(Data listing)
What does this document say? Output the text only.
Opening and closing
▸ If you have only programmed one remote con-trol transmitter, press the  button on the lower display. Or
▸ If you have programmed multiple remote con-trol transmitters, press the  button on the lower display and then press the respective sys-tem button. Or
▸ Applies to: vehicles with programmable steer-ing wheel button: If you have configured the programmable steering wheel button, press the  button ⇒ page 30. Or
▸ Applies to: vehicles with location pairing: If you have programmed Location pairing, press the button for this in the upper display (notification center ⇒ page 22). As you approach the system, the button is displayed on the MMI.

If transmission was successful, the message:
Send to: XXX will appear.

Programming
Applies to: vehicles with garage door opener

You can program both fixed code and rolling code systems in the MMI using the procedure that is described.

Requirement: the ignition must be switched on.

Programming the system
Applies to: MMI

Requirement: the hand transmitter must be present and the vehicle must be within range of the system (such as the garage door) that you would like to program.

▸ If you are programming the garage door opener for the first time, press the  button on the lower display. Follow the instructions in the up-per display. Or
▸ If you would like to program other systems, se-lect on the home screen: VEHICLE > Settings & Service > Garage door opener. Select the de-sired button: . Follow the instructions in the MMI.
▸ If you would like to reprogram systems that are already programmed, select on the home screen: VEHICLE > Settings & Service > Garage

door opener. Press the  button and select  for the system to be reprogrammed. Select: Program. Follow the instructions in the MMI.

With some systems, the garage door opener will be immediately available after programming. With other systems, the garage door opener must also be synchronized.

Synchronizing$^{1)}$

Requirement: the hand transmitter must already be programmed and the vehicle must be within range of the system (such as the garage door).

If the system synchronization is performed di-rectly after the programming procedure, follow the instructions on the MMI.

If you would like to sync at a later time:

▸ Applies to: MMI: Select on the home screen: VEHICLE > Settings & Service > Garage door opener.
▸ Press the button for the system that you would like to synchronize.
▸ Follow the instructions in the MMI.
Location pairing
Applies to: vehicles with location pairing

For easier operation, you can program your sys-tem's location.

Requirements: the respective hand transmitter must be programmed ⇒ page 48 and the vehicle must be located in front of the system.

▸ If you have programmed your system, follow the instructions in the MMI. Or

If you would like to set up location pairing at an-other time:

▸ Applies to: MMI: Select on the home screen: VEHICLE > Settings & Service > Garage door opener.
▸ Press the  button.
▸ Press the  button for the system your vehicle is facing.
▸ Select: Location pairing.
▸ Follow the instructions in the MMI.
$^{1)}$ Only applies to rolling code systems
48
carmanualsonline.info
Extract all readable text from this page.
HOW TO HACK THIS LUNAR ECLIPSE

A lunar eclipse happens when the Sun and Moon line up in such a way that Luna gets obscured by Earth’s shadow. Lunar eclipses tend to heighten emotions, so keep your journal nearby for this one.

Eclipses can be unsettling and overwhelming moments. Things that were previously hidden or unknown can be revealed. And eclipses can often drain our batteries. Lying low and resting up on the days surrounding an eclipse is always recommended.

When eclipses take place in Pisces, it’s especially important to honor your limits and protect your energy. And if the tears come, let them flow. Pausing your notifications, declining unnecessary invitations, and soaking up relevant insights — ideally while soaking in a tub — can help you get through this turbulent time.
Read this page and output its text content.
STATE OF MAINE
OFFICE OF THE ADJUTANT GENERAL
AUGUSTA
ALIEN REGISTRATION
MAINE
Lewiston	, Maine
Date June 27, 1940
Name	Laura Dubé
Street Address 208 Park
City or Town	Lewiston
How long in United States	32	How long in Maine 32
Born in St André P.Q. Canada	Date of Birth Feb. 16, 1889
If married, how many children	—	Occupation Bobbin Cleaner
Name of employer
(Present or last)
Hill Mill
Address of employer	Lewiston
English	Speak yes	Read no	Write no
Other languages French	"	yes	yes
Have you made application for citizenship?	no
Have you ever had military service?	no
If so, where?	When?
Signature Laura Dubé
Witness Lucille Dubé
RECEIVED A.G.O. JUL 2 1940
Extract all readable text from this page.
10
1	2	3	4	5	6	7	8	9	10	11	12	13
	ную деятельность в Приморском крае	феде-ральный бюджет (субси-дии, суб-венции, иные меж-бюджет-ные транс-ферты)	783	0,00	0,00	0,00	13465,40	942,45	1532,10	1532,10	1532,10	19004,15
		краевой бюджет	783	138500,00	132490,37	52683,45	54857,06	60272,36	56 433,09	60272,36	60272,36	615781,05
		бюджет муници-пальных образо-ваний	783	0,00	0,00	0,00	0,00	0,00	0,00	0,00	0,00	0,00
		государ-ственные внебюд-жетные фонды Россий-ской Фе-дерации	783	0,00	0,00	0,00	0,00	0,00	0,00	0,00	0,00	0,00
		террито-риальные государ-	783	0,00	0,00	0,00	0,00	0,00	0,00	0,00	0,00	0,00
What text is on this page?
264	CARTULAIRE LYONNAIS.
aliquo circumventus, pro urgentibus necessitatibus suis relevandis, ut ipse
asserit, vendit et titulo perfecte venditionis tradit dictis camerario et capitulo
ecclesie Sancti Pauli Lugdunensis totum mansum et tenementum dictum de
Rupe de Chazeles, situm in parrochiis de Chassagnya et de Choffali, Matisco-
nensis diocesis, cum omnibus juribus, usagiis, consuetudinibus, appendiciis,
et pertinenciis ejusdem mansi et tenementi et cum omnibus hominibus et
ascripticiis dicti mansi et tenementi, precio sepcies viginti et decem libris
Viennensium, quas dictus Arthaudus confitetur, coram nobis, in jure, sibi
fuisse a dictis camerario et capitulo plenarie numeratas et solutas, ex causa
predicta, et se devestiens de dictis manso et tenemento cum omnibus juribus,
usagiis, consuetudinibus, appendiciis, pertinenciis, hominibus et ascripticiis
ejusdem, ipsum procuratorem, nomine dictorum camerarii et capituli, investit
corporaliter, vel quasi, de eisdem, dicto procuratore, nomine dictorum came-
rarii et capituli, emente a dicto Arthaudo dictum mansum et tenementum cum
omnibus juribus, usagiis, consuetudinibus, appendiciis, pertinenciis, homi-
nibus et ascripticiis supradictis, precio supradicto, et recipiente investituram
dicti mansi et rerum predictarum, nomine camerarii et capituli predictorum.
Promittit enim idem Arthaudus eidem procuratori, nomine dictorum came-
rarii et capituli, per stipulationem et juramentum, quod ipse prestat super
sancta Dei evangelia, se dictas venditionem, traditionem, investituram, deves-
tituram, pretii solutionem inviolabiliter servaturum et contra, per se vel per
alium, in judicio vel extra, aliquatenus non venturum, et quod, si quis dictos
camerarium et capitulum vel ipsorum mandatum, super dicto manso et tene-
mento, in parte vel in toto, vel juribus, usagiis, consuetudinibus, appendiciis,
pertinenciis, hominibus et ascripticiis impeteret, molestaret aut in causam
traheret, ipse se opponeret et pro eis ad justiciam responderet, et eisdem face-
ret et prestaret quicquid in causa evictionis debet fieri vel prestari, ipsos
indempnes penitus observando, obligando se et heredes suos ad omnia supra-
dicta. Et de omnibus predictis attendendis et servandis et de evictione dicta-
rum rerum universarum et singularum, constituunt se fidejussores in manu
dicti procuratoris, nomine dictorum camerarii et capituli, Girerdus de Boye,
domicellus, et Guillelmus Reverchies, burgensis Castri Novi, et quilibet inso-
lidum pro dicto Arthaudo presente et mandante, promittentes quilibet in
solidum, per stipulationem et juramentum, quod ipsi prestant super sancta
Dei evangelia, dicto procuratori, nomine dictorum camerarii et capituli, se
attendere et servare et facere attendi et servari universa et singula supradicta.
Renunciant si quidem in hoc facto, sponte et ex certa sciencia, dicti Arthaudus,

## AIM
In the data above, how many lines contain the string "eclipses"? Answer with the number only.

## TASK ANSWER
3